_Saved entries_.
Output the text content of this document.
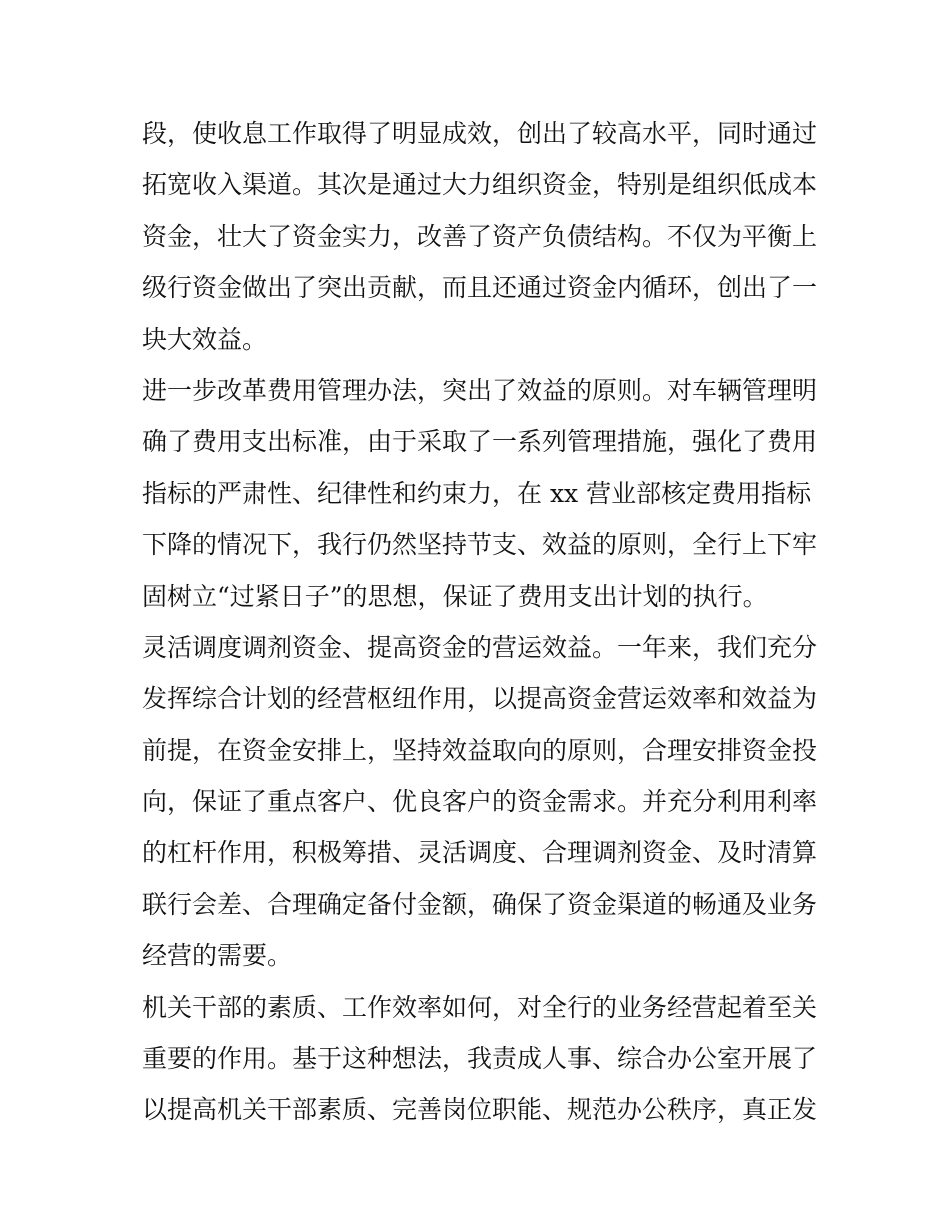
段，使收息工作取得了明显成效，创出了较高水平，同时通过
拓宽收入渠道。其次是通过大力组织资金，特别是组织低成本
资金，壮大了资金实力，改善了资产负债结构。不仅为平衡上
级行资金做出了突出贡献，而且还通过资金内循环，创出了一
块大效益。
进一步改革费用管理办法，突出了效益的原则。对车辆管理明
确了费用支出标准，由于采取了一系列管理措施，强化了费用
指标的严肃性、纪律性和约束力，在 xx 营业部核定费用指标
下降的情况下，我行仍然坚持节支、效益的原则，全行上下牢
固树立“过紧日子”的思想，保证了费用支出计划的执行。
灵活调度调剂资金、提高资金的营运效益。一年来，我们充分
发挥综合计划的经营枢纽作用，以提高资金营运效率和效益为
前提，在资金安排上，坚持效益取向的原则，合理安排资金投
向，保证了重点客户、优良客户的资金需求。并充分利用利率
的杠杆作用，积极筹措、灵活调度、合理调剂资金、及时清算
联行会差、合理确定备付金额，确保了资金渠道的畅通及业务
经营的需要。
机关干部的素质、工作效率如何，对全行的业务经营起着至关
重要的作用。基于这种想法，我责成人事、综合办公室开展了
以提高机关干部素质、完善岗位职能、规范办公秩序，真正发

_Exercise brief_. Every entry should be returned exactly as written, minus the pictures.

_Result_.
Output the text content of this document.
段，使收息工作取得了明显成效，创出了较高水平，同时通过
拓宽收入渠道。其次是通过大力组织资金，特别是组织低成本
资金，壮大了资金实力，改善了资产负债结构。不仅为平衡上
级行资金做出了突出贡献，而且还通过资金内循环，创出了一
块大效益。
进一步改革费用管理办法，突出了效益的原则。对车辆管理明
确了费用支出标准，由于采取了一系列管理措施，强化了费用
指标的严肃性、纪律性和约束力，在 xx 营业部核定费用指标
下降的情况下，我行仍然坚持节支、效益的原则，全行上下牢
固树立“过紧日子”的思想，保证了费用支出计划的执行。
灵活调度调剂资金、提高资金的营运效益。一年来，我们充分
发挥综合计划的经营枢纽作用，以提高资金营运效率和效益为
前提，在资金安排上，坚持效益取向的原则，合理安排资金投
向，保证了重点客户、优良客户的资金需求。并充分利用利率
的杠杆作用，积极筹措、灵活调度、合理调剂资金、及时清算
联行会差、合理确定备付金额，确保了资金渠道的畅通及业务
经营的需要。
机关干部的素质、工作效率如何，对全行的业务经营起着至关
重要的作用。基于这种想法，我责成人事、综合办公室开展了
以提高机关干部素质、完善岗位职能、规范办公秩序，真正发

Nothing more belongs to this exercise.